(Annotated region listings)

* start *

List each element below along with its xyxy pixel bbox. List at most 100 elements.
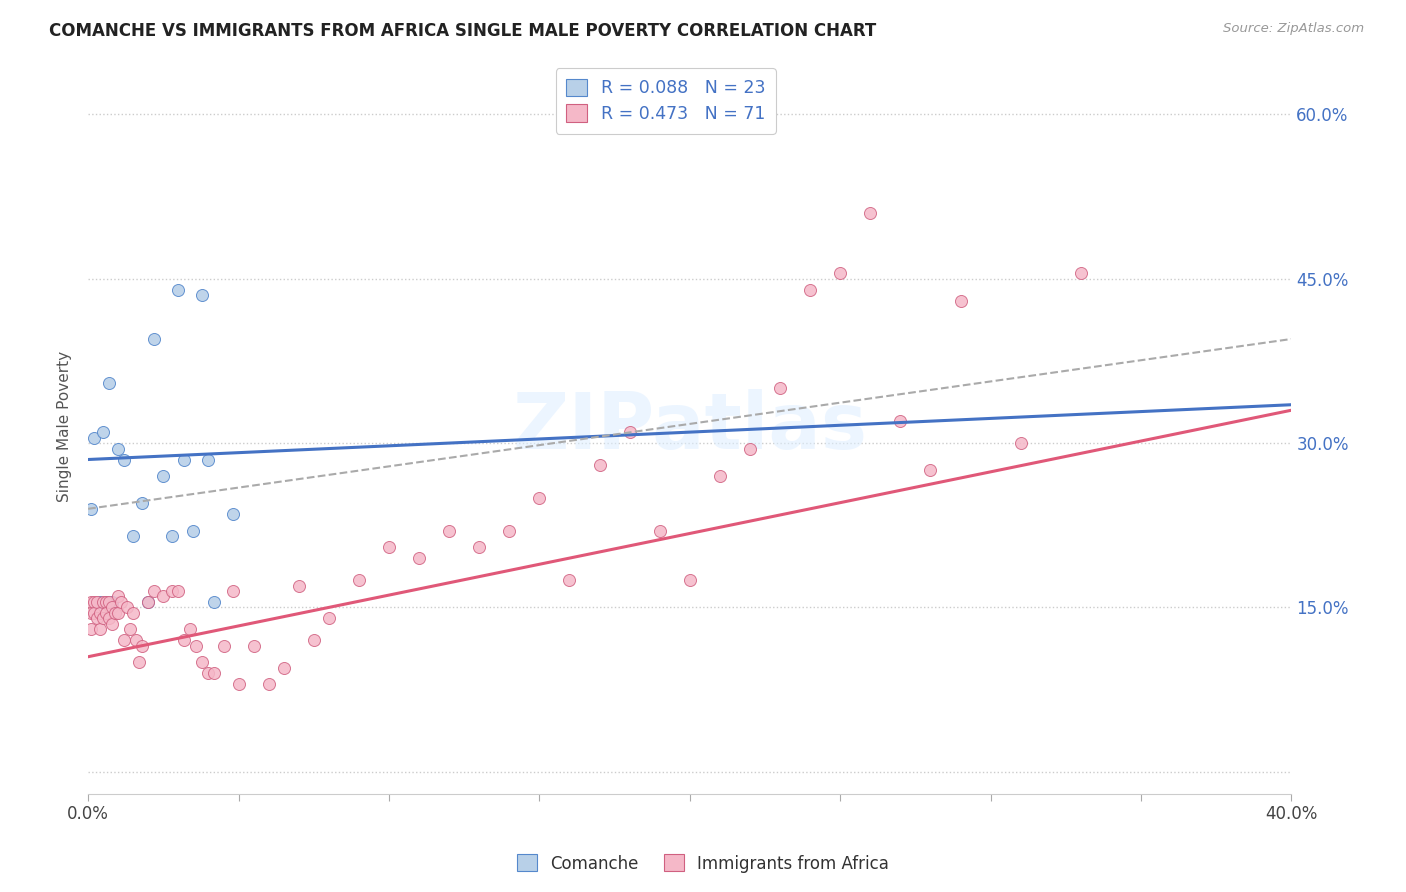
Point [86,611,108,625]
Point [197,452,219,467]
Point [96,606,118,620]
Point [98,376,121,390]
Point [197,666,219,681]
Point [179,623,201,637]
Point [89,595,111,609]
Point [619,86,641,100]
Point [128,655,150,669]
Point [101,600,124,615]
Point [91,425,114,439]
Point [167,283,190,297]
Point [80,501,103,516]
Point [183,524,205,538]
Point [191,288,214,302]
Point [112,452,135,467]
Point [96,595,118,609]
Point [120,623,142,637]
Point [212,639,235,653]
Text: COMANCHE VS IMMIGRANTS FROM AFRICA SINGLE MALE POVERTY CORRELATION CHART: COMANCHE VS IMMIGRANTS FROM AFRICA SINGL… [49,22,876,40]
Point [302,633,325,648]
Point [101,616,124,631]
Point [889,414,911,428]
Point [648,524,671,538]
Text: Source: ZipAtlas.com: Source: ZipAtlas.com [1223,22,1364,36]
Point [920,463,942,477]
Point [318,611,340,625]
Point [1070,266,1092,280]
Point [89,606,111,620]
Point [91,611,114,625]
Point [738,442,761,456]
Point [122,529,145,543]
Point [709,469,731,483]
Point [468,540,491,554]
Point [98,611,121,625]
Point [152,590,174,604]
Point [408,551,430,566]
Point [588,458,610,472]
Point [221,508,243,522]
Point [80,606,103,620]
Point [347,573,370,587]
Point [1010,436,1032,450]
Point [136,595,159,609]
Point [378,540,401,554]
Point [101,595,124,609]
Text: ZIPatlas: ZIPatlas [512,389,868,465]
Point [107,606,129,620]
Point [117,600,139,615]
Point [89,623,111,637]
Point [162,529,184,543]
Point [769,381,792,395]
Point [173,452,195,467]
Point [287,578,309,592]
Point [679,573,702,587]
Point [257,677,280,691]
Point [167,584,190,599]
Point [91,595,114,609]
Point [830,266,852,280]
Point [136,595,159,609]
Point [437,524,460,538]
Legend: R = 0.088   N = 23, R = 0.473   N = 71: R = 0.088 N = 23, R = 0.473 N = 71 [555,69,776,134]
Point [86,595,108,609]
Point [558,573,581,587]
Point [221,584,243,599]
Point [112,633,135,648]
Point [104,606,127,620]
Point [122,606,145,620]
Point [228,677,250,691]
Point [152,469,174,483]
Point [619,425,641,439]
Point [529,491,551,505]
Point [242,639,264,653]
Point [143,332,166,346]
Point [143,584,166,599]
Y-axis label: Single Male Poverty: Single Male Poverty [58,351,72,502]
Point [186,639,208,653]
Point [110,595,132,609]
Point [131,496,153,510]
Legend: Comanche, Immigrants from Africa: Comanche, Immigrants from Africa [510,847,896,880]
Point [162,584,184,599]
Point [131,639,153,653]
Point [96,595,118,609]
Point [173,633,195,648]
Point [80,595,103,609]
Point [83,606,105,620]
Point [273,661,295,675]
Point [859,206,882,220]
Point [83,595,105,609]
Point [107,590,129,604]
Point [83,431,105,445]
Point [498,524,520,538]
Point [191,655,214,669]
Point [204,595,226,609]
Point [80,623,103,637]
Point [125,633,148,648]
Point [204,666,226,681]
Point [799,283,821,297]
Point [949,293,972,308]
Point [98,595,121,609]
Point [107,442,129,456]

* end *

### What the task requires
Rewrite the material above with "Point" swapped for "Marker" throughout and all else left unchanged. Leave the picture out of your answer.

### Response
List each element below along with its xyxy pixel bbox. List at most 100 elements.
Marker [86,611,108,625]
Marker [197,452,219,467]
Marker [96,606,118,620]
Marker [98,376,121,390]
Marker [197,666,219,681]
Marker [179,623,201,637]
Marker [89,595,111,609]
Marker [619,86,641,100]
Marker [128,655,150,669]
Marker [101,600,124,615]
Marker [91,425,114,439]
Marker [167,283,190,297]
Marker [80,501,103,516]
Marker [183,524,205,538]
Marker [191,288,214,302]
Marker [112,452,135,467]
Marker [96,595,118,609]
Marker [120,623,142,637]
Marker [212,639,235,653]
Text: COMANCHE VS IMMIGRANTS FROM AFRICA SINGLE MALE POVERTY CORRELATION CHART: COMANCHE VS IMMIGRANTS FROM AFRICA SINGL… [49,22,876,40]
Marker [302,633,325,648]
Marker [101,616,124,631]
Marker [889,414,911,428]
Marker [648,524,671,538]
Text: Source: ZipAtlas.com: Source: ZipAtlas.com [1223,22,1364,36]
Marker [920,463,942,477]
Marker [318,611,340,625]
Marker [1070,266,1092,280]
Marker [89,606,111,620]
Marker [91,611,114,625]
Marker [738,442,761,456]
Marker [122,529,145,543]
Marker [709,469,731,483]
Marker [468,540,491,554]
Marker [98,611,121,625]
Marker [152,590,174,604]
Marker [408,551,430,566]
Marker [588,458,610,472]
Marker [221,508,243,522]
Marker [80,606,103,620]
Marker [347,573,370,587]
Marker [1010,436,1032,450]
Marker [136,595,159,609]
Marker [378,540,401,554]
Marker [101,595,124,609]
Text: ZIPatlas: ZIPatlas [512,389,868,465]
Marker [107,606,129,620]
Marker [117,600,139,615]
Marker [89,623,111,637]
Marker [162,529,184,543]
Marker [769,381,792,395]
Marker [173,452,195,467]
Marker [287,578,309,592]
Marker [679,573,702,587]
Marker [257,677,280,691]
Marker [167,584,190,599]
Marker [91,595,114,609]
Marker [830,266,852,280]
Marker [136,595,159,609]
Marker [437,524,460,538]
Legend: R = 0.088   N = 23, R = 0.473   N = 71: R = 0.088 N = 23, R = 0.473 N = 71 [555,69,776,134]
Marker [86,595,108,609]
Marker [558,573,581,587]
Marker [221,584,243,599]
Marker [112,633,135,648]
Marker [104,606,127,620]
Marker [122,606,145,620]
Marker [228,677,250,691]
Marker [152,469,174,483]
Marker [619,425,641,439]
Marker [529,491,551,505]
Marker [242,639,264,653]
Marker [143,332,166,346]
Marker [143,584,166,599]
Y-axis label: Single Male Poverty: Single Male Poverty [58,351,72,502]
Marker [186,639,208,653]
Marker [110,595,132,609]
Marker [131,496,153,510]
Legend: Comanche, Immigrants from Africa: Comanche, Immigrants from Africa [510,847,896,880]
Marker [162,584,184,599]
Marker [131,639,153,653]
Marker [96,595,118,609]
Marker [173,633,195,648]
Marker [80,595,103,609]
Marker [83,606,105,620]
Marker [273,661,295,675]
Marker [859,206,882,220]
Marker [83,595,105,609]
Marker [107,590,129,604]
Marker [83,431,105,445]
Marker [498,524,520,538]
Marker [191,655,214,669]
Marker [204,595,226,609]
Marker [80,623,103,637]
Marker [125,633,148,648]
Marker [204,666,226,681]
Marker [799,283,821,297]
Marker [949,293,972,308]
Marker [98,595,121,609]
Marker [107,442,129,456]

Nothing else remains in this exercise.